### Supplied information
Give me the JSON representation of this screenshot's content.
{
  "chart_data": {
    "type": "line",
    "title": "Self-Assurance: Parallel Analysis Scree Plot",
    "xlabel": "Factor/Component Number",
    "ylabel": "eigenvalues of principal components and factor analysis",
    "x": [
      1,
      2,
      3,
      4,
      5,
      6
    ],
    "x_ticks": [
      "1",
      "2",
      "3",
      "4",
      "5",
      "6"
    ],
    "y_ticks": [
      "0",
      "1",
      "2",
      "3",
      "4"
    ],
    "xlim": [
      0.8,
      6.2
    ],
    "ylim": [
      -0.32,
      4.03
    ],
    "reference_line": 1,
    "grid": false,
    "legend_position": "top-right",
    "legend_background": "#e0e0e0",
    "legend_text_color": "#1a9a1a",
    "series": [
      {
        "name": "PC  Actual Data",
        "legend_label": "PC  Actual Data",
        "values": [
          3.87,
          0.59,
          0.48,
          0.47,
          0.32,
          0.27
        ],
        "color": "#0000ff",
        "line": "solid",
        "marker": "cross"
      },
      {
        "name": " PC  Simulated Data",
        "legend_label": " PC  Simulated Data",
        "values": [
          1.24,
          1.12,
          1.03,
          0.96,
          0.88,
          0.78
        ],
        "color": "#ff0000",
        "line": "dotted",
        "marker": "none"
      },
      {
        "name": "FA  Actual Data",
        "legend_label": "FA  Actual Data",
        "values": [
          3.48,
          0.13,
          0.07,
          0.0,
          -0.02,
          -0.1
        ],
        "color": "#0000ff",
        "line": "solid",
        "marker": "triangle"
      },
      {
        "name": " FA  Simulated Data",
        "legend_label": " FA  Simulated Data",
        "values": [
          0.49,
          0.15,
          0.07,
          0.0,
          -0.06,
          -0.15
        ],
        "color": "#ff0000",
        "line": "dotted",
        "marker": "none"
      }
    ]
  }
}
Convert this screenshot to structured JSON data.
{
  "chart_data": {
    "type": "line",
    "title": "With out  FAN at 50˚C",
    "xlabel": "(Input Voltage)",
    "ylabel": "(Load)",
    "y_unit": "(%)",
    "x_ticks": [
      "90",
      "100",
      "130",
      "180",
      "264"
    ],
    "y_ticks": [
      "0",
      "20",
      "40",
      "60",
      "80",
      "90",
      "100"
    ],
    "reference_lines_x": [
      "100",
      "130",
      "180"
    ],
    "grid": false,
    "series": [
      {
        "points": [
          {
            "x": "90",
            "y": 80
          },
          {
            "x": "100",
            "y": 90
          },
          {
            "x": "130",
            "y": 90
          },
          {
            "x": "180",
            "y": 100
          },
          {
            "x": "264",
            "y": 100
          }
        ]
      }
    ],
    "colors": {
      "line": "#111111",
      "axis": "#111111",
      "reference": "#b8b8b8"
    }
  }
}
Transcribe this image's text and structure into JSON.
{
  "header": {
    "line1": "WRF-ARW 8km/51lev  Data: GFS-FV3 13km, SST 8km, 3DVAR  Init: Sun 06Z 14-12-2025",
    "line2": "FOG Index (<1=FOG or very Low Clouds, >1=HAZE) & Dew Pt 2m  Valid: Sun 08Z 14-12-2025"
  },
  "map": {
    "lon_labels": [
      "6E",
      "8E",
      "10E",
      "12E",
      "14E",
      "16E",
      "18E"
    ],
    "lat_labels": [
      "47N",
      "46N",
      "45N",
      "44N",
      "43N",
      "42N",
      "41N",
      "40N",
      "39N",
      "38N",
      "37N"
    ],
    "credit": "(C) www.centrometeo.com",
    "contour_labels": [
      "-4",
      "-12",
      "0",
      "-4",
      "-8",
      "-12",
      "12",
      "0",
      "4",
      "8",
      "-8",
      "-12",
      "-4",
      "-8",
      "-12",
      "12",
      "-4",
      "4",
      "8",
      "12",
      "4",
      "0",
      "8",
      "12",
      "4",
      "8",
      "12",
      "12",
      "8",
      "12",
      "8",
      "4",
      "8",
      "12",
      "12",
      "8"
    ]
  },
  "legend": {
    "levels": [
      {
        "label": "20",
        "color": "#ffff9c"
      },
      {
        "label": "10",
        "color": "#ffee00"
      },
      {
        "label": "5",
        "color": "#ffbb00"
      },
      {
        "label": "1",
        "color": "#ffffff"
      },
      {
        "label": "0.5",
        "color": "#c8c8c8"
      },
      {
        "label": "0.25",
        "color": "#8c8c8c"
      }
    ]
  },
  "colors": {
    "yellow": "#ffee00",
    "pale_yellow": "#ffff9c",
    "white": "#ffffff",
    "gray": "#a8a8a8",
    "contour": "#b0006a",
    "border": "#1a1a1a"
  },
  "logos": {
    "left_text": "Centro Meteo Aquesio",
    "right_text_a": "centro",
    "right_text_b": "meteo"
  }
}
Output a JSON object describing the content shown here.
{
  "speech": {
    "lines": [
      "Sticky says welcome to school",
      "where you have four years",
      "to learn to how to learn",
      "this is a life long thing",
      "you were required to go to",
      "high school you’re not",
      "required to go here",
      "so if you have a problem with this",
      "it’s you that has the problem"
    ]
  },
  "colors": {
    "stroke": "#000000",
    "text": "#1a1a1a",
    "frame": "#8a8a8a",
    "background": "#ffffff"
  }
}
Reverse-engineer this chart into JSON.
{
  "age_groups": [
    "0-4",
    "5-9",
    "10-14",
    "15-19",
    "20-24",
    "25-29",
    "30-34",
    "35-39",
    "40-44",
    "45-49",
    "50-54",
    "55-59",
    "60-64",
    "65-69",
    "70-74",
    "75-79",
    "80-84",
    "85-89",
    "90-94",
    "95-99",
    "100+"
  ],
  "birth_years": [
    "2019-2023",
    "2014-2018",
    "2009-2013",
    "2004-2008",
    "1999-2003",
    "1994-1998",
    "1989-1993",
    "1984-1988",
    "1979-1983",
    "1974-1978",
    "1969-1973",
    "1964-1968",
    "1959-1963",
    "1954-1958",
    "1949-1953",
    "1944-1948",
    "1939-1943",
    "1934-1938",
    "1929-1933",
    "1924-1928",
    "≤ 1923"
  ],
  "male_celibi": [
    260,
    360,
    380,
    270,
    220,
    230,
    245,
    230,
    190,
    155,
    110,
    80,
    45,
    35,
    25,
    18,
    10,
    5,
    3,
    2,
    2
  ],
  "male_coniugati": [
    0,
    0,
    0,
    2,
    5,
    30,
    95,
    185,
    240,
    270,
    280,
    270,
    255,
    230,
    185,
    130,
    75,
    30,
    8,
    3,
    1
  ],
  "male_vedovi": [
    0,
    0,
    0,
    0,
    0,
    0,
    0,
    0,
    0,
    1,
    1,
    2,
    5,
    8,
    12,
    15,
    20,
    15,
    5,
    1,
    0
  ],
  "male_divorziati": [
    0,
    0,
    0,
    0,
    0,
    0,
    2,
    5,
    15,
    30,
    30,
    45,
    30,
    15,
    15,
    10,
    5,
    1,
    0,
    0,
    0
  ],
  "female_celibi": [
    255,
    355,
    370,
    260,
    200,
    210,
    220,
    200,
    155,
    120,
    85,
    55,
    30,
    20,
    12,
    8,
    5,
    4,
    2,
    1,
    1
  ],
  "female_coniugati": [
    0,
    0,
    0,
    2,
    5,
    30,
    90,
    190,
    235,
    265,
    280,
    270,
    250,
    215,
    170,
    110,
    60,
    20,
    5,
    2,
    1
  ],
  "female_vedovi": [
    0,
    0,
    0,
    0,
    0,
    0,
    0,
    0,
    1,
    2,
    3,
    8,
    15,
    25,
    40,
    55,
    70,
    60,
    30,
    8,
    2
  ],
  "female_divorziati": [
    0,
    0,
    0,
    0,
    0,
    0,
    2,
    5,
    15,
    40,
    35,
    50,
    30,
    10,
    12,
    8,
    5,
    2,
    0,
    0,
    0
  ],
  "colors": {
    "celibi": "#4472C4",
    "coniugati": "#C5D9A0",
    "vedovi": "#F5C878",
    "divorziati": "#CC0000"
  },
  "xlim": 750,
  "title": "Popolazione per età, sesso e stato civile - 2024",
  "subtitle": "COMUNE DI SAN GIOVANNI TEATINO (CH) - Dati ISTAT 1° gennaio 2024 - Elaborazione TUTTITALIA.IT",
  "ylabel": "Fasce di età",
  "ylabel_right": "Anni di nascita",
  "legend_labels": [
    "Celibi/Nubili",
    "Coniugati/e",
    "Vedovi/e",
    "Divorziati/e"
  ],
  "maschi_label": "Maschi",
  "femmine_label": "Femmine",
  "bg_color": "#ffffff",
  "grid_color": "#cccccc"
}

### Directions
Copy whichever lines in the listing above contain the word "content".

### Final result
Give me the JSON representation of this screenshot's content.
Output a JSON object describing the content shown here.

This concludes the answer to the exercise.